▶ The exercise
Gather all lines with the word "color" in them.

------------------------------------------------

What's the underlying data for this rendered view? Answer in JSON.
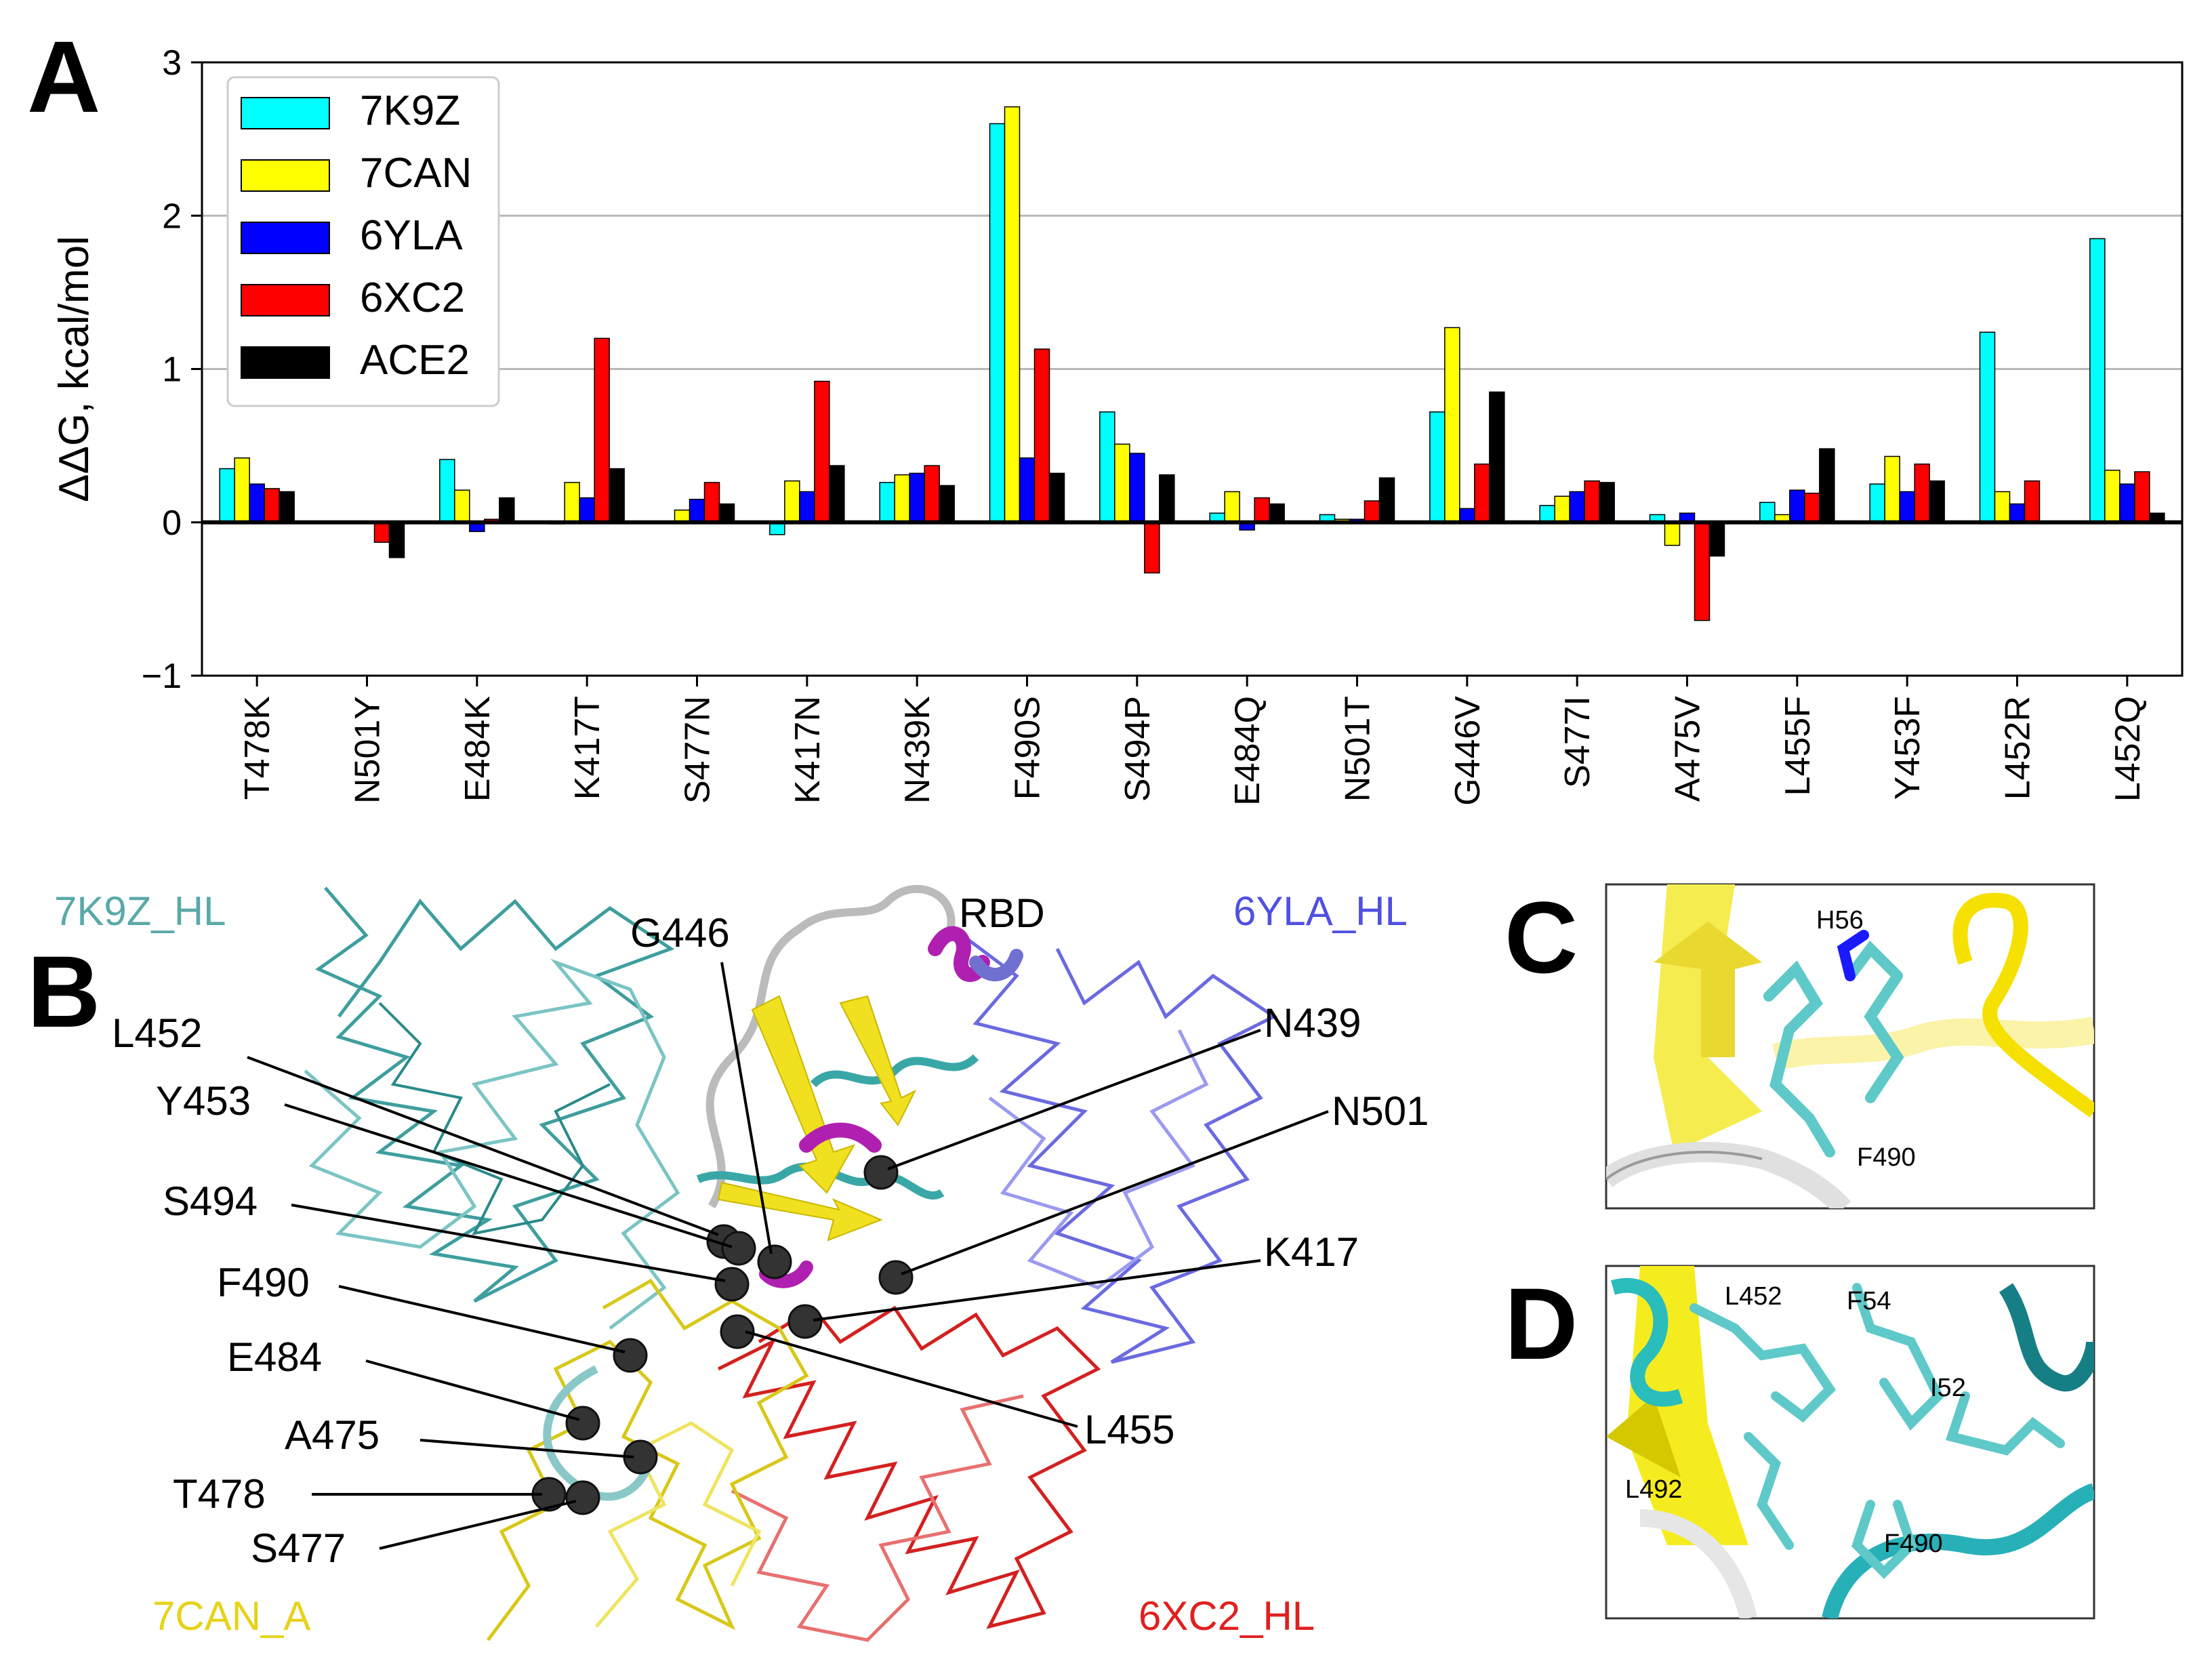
{
  "panels": {
    "a": "A",
    "b": "B",
    "c": "C",
    "d": "D"
  },
  "chart_data": {
    "type": "bar",
    "title": "",
    "xlabel": "",
    "ylabel": "ΔΔG, kcal/mol",
    "ylim": [
      -1,
      3
    ],
    "yticks": [
      -1,
      0,
      1,
      2,
      3
    ],
    "ytick_labels": [
      "−1",
      "0",
      "1",
      "2",
      "3"
    ],
    "grid": "horizontal",
    "legend_position": "top-left",
    "categories": [
      "T478K",
      "N501Y",
      "E484K",
      "K417T",
      "S477N",
      "K417N",
      "N439K",
      "F490S",
      "S494P",
      "E484Q",
      "N501T",
      "G446V",
      "S477I",
      "A475V",
      "L455F",
      "Y453F",
      "L452R",
      "L452Q"
    ],
    "series": [
      {
        "name": "7K9Z",
        "color": "#00ffff",
        "values": [
          0.35,
          0.0,
          0.41,
          -0.01,
          0.0,
          -0.08,
          0.26,
          2.6,
          0.72,
          0.06,
          0.05,
          0.72,
          0.11,
          0.05,
          0.13,
          0.25,
          1.24,
          1.85
        ]
      },
      {
        "name": "7CAN",
        "color": "#ffff00",
        "values": [
          0.42,
          0.0,
          0.21,
          0.26,
          0.08,
          0.27,
          0.31,
          2.71,
          0.51,
          0.2,
          0.02,
          1.27,
          0.17,
          -0.15,
          0.05,
          0.43,
          0.2,
          0.34
        ]
      },
      {
        "name": "6YLA",
        "color": "#0000ff",
        "values": [
          0.25,
          0.0,
          -0.06,
          0.16,
          0.15,
          0.2,
          0.32,
          0.42,
          0.45,
          -0.05,
          0.02,
          0.09,
          0.2,
          0.06,
          0.21,
          0.2,
          0.12,
          0.25
        ]
      },
      {
        "name": "6XC2",
        "color": "#ff0000",
        "values": [
          0.22,
          -0.13,
          0.02,
          1.2,
          0.26,
          0.92,
          0.37,
          1.13,
          -0.33,
          0.16,
          0.14,
          0.38,
          0.27,
          -0.64,
          0.19,
          0.38,
          0.27,
          0.33
        ]
      },
      {
        "name": "ACE2",
        "color": "#000000",
        "values": [
          0.2,
          -0.23,
          0.16,
          0.35,
          0.12,
          0.37,
          0.24,
          0.32,
          0.31,
          0.12,
          0.29,
          0.85,
          0.26,
          -0.22,
          0.48,
          0.27,
          0.0,
          0.06
        ]
      }
    ]
  },
  "structure": {
    "chain_labels": [
      {
        "text": "7K9Z_HL",
        "color": "#5aa9a9"
      },
      {
        "text": "6YLA_HL",
        "color": "#5050e0"
      },
      {
        "text": "7CAN_A",
        "color": "#e6d31a"
      },
      {
        "text": "6XC2_HL",
        "color": "#e02020"
      },
      {
        "text": "RBD",
        "color": "#000000"
      }
    ],
    "residues_left": [
      "L452",
      "Y453",
      "S494",
      "F490",
      "E484",
      "A475",
      "T478",
      "S477"
    ],
    "residues_right": [
      "G446",
      "N439",
      "N501",
      "K417",
      "L455"
    ]
  },
  "inset_c": {
    "labels": [
      "H56",
      "F490"
    ]
  },
  "inset_d": {
    "labels": [
      "L452",
      "F54",
      "I52",
      "L492",
      "F490"
    ]
  }
}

------------------------------------------------

▶ Finished exercise
        "color": "#00ffff",
        "color": "#ffff00",
        "color": "#0000ff",
        "color": "#ff0000",
        "color": "#000000",
        "color": "#5aa9a9"
        "color": "#5050e0"
        "color": "#e6d31a"
        "color": "#e02020"
        "color": "#000000"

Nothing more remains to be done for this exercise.